■ **PROBLEM STATEMENT**: Where the word "this" occurs in a line, return that line.

■ **LISTED ENTRIES**:
(begin)
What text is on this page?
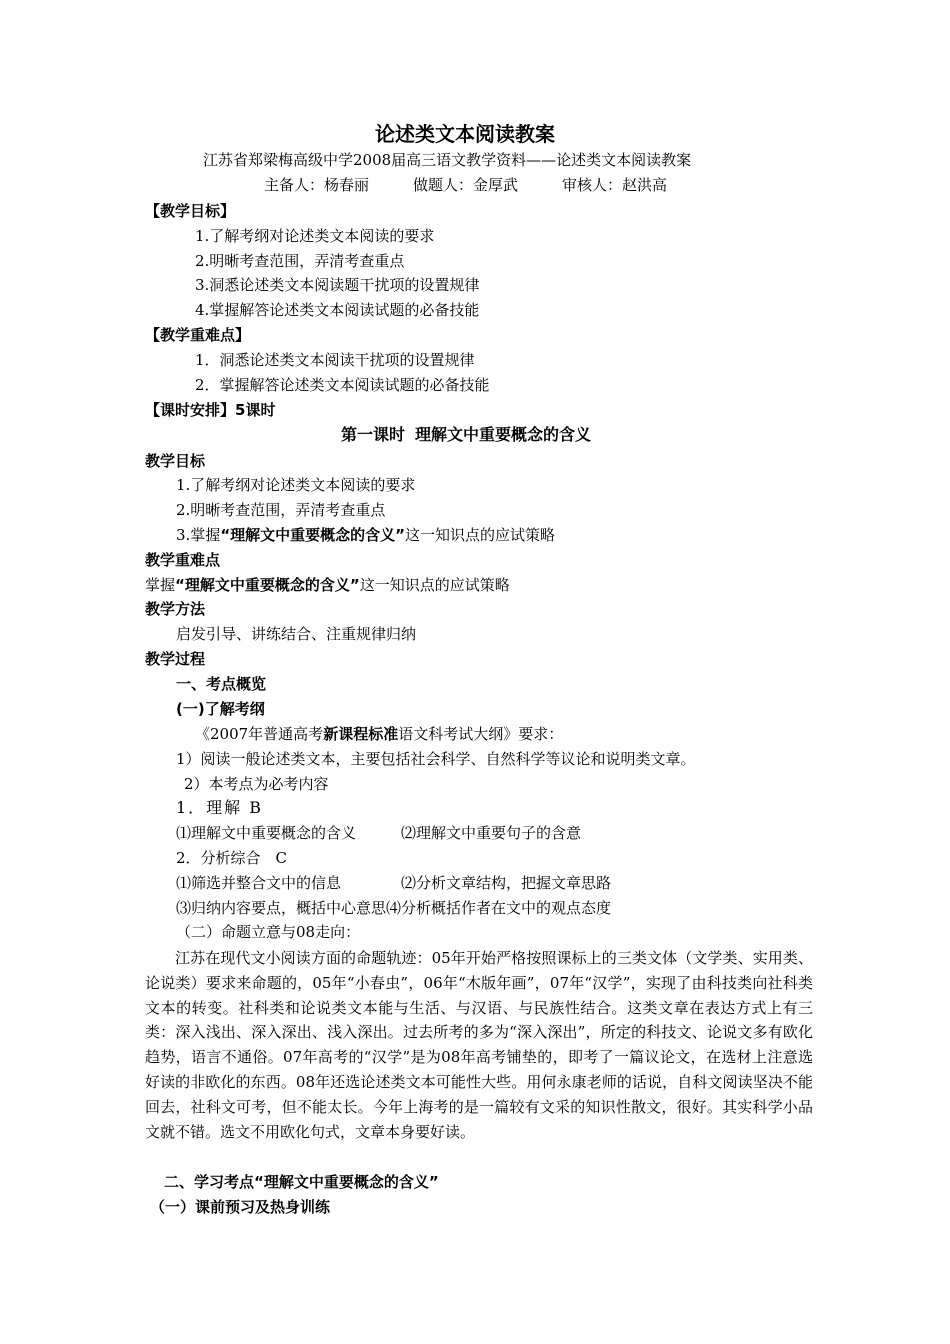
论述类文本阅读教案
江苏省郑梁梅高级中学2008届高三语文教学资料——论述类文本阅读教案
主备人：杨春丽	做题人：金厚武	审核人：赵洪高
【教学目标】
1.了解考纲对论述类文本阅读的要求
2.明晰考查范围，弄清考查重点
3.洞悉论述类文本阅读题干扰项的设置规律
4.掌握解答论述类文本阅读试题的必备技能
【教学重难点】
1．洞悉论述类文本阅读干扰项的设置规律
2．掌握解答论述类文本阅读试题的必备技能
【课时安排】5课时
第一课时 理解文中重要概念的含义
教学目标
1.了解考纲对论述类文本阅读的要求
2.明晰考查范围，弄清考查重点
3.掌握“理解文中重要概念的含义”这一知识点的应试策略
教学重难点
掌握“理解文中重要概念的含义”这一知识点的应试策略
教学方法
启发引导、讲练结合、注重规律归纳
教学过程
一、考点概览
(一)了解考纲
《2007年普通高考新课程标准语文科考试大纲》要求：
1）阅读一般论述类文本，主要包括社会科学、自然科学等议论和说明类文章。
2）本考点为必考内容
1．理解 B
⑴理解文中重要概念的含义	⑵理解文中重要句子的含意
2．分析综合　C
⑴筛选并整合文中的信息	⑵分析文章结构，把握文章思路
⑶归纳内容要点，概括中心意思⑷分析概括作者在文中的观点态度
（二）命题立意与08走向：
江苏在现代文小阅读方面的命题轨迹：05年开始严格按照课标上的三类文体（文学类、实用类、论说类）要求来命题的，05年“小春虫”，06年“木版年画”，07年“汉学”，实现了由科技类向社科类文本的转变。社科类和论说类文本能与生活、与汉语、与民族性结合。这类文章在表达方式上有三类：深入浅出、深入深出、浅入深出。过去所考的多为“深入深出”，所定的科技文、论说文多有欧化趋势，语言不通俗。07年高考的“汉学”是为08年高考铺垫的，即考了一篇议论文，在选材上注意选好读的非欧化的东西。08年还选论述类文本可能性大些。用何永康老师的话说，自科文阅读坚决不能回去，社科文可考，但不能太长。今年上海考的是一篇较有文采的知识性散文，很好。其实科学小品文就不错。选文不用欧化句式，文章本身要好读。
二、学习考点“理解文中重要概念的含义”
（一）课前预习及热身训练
(end)
(begin)
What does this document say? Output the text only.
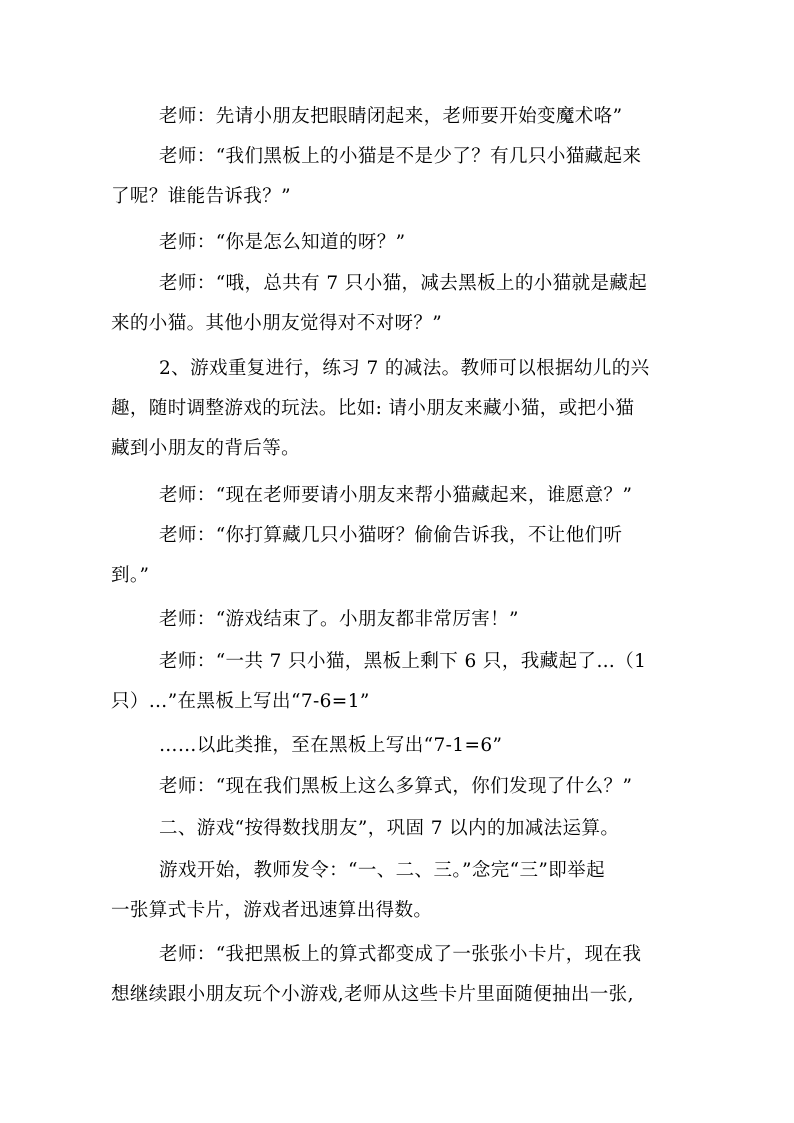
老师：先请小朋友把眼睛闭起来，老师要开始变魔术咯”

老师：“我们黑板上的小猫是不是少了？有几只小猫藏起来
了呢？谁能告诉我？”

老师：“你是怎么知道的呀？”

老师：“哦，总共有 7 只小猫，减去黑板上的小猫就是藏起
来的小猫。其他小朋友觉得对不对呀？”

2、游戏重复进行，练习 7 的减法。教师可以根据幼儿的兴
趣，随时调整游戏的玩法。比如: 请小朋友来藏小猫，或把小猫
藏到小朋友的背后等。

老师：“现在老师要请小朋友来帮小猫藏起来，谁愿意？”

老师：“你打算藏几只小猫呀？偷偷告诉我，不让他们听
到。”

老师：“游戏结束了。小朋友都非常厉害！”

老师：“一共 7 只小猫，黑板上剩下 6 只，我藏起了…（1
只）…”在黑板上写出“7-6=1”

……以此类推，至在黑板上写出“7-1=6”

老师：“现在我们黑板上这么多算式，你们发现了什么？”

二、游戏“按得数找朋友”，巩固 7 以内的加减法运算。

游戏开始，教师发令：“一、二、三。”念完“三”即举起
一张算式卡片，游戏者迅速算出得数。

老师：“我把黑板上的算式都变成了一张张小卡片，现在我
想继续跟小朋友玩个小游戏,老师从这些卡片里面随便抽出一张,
(end)
■ **RESULT**:
What text is on this page?
What does this document say? Output the text only.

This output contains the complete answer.